>>
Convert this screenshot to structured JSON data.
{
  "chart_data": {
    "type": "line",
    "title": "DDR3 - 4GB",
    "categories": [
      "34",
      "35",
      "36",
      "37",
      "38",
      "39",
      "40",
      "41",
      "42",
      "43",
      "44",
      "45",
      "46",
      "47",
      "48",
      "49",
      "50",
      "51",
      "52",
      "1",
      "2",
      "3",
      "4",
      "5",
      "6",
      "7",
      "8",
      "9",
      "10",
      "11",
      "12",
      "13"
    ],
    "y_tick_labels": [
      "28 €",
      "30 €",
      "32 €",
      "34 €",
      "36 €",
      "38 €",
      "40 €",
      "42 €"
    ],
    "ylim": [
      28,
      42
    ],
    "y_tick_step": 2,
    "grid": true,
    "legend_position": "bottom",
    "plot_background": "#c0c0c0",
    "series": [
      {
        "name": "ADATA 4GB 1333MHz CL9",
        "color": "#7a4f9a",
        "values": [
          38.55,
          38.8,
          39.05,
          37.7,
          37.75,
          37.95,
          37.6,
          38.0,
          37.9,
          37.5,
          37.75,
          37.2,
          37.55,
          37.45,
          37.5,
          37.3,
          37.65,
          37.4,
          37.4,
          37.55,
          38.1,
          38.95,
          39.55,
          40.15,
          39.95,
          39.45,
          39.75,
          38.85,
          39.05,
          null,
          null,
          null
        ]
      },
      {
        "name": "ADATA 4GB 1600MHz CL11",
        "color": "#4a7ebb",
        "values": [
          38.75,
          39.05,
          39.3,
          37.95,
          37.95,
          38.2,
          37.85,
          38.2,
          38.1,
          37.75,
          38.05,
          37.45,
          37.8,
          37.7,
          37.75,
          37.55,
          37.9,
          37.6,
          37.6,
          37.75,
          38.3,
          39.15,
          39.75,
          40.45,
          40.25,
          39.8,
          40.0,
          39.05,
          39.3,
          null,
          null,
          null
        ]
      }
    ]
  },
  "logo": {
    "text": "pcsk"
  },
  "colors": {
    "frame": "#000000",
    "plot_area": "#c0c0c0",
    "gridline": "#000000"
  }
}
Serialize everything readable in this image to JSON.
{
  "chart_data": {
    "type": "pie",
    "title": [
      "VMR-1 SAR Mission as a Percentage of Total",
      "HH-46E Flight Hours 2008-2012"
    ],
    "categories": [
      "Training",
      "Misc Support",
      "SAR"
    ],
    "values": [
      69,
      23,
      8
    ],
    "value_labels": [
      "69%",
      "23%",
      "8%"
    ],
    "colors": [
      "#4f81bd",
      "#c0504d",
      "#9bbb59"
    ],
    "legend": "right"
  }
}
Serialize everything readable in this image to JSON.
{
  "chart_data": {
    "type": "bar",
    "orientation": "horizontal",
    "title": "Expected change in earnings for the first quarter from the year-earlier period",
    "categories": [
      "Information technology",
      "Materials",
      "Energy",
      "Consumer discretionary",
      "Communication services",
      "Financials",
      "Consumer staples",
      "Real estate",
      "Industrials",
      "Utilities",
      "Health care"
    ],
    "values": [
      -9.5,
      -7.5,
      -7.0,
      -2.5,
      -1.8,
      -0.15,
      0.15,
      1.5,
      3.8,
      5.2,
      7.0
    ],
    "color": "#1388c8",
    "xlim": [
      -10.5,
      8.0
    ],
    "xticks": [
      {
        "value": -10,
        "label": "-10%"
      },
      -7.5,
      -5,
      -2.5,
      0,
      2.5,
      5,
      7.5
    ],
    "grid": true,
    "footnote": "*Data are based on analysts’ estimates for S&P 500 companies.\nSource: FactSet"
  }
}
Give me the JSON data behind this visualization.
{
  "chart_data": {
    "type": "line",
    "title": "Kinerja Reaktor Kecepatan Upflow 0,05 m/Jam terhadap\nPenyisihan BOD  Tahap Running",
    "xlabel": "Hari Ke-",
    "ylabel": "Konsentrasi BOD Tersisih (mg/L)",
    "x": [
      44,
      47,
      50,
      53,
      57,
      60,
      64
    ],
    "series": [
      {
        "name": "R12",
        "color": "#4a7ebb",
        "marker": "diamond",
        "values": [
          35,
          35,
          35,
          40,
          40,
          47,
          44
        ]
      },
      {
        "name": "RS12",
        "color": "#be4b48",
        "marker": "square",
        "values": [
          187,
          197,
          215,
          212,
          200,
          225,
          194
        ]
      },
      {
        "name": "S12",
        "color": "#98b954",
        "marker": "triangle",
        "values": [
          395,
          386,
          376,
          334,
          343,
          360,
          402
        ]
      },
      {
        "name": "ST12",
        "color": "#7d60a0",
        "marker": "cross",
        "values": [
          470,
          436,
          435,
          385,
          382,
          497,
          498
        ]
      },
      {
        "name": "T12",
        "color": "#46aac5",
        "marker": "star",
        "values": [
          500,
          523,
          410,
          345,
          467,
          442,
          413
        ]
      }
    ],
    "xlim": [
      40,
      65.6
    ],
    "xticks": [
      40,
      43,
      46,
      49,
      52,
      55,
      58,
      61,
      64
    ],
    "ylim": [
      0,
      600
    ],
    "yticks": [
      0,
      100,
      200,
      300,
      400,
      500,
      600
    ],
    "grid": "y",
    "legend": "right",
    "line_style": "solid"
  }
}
<<
__Requirements__
Print every entry exactly as written.

__Response to the task__
Convert this screenshot to structured JSON data.
{
  "chart_data": {
    "type": "line",
    "title": "DDR3 - 4GB",
    "categories": [
      "34",
      "35",
      "36",
      "37",
      "38",
      "39",
      "40",
      "41",
      "42",
      "43",
      "44",
      "45",
      "46",
      "47",
      "48",
      "49",
      "50",
      "51",
      "52",
      "1",
      "2",
      "3",
      "4",
      "5",
      "6",
      "7",
      "8",
      "9",
      "10",
      "11",
      "12",
      "13"
    ],
    "y_tick_labels": [
      "28 €",
      "30 €",
      "32 €",
      "34 €",
      "36 €",
      "38 €",
      "40 €",
      "42 €"
    ],
    "ylim": [
      28,
      42
    ],
    "y_tick_step": 2,
    "grid": true,
    "legend_position": "bottom",
    "plot_background": "#c0c0c0",
    "series": [
      {
        "name": "ADATA 4GB 1333MHz CL9",
        "color": "#7a4f9a",
        "values": [
          38.55,
          38.8,
          39.05,
          37.7,
          37.75,
          37.95,
          37.6,
          38.0,
          37.9,
          37.5,
          37.75,
          37.2,
          37.55,
          37.45,
          37.5,
          37.3,
          37.65,
          37.4,
          37.4,
          37.55,
          38.1,
          38.95,
          39.55,
          40.15,
          39.95,
          39.45,
          39.75,
          38.85,
          39.05,
          null,
          null,
          null
        ]
      },
      {
        "name": "ADATA 4GB 1600MHz CL11",
        "color": "#4a7ebb",
        "values": [
          38.75,
          39.05,
          39.3,
          37.95,
          37.95,
          38.2,
          37.85,
          38.2,
          38.1,
          37.75,
          38.05,
          37.45,
          37.8,
          37.7,
          37.75,
          37.55,
          37.9,
          37.6,
          37.6,
          37.75,
          38.3,
          39.15,
          39.75,
          40.45,
          40.25,
          39.8,
          40.0,
          39.05,
          39.3,
          null,
          null,
          null
        ]
      }
    ]
  },
  "logo": {
    "text": "pcsk"
  },
  "colors": {
    "frame": "#000000",
    "plot_area": "#c0c0c0",
    "gridline": "#000000"
  }
}
Serialize everything readable in this image to JSON.
{
  "chart_data": {
    "type": "pie",
    "title": [
      "VMR-1 SAR Mission as a Percentage of Total",
      "HH-46E Flight Hours 2008-2012"
    ],
    "categories": [
      "Training",
      "Misc Support",
      "SAR"
    ],
    "values": [
      69,
      23,
      8
    ],
    "value_labels": [
      "69%",
      "23%",
      "8%"
    ],
    "colors": [
      "#4f81bd",
      "#c0504d",
      "#9bbb59"
    ],
    "legend": "right"
  }
}
Serialize everything readable in this image to JSON.
{
  "chart_data": {
    "type": "bar",
    "orientation": "horizontal",
    "title": "Expected change in earnings for the first quarter from the year-earlier period",
    "categories": [
      "Information technology",
      "Materials",
      "Energy",
      "Consumer discretionary",
      "Communication services",
      "Financials",
      "Consumer staples",
      "Real estate",
      "Industrials",
      "Utilities",
      "Health care"
    ],
    "values": [
      -9.5,
      -7.5,
      -7.0,
      -2.5,
      -1.8,
      -0.15,
      0.15,
      1.5,
      3.8,
      5.2,
      7.0
    ],
    "color": "#1388c8",
    "xlim": [
      -10.5,
      8.0
    ],
    "xticks": [
      {
        "value": -10,
        "label": "-10%"
      },
      -7.5,
      -5,
      -2.5,
      0,
      2.5,
      5,
      7.5
    ],
    "grid": true,
    "footnote": "*Data are based on analysts’ estimates for S&P 500 companies.\nSource: FactSet"
  }
}
Give me the JSON data behind this visualization.
{
  "chart_data": {
    "type": "line",
    "title": "Kinerja Reaktor Kecepatan Upflow 0,05 m/Jam terhadap\nPenyisihan BOD  Tahap Running",
    "xlabel": "Hari Ke-",
    "ylabel": "Konsentrasi BOD Tersisih (mg/L)",
    "x": [
      44,
      47,
      50,
      53,
      57,
      60,
      64
    ],
    "series": [
      {
        "name": "R12",
        "color": "#4a7ebb",
        "marker": "diamond",
        "values": [
          35,
          35,
          35,
          40,
          40,
          47,
          44
        ]
      },
      {
        "name": "RS12",
        "color": "#be4b48",
        "marker": "square",
        "values": [
          187,
          197,
          215,
          212,
          200,
          225,
          194
        ]
      },
      {
        "name": "S12",
        "color": "#98b954",
        "marker": "triangle",
        "values": [
          395,
          386,
          376,
          334,
          343,
          360,
          402
        ]
      },
      {
        "name": "ST12",
        "color": "#7d60a0",
        "marker": "cross",
        "values": [
          470,
          436,
          435,
          385,
          382,
          497,
          498
        ]
      },
      {
        "name": "T12",
        "color": "#46aac5",
        "marker": "star",
        "values": [
          500,
          523,
          410,
          345,
          467,
          442,
          413
        ]
      }
    ],
    "xlim": [
      40,
      65.6
    ],
    "xticks": [
      40,
      43,
      46,
      49,
      52,
      55,
      58,
      61,
      64
    ],
    "ylim": [
      0,
      600
    ],
    "yticks": [
      0,
      100,
      200,
      300,
      400,
      500,
      600
    ],
    "grid": "y",
    "legend": "right",
    "line_style": "solid"
  }
}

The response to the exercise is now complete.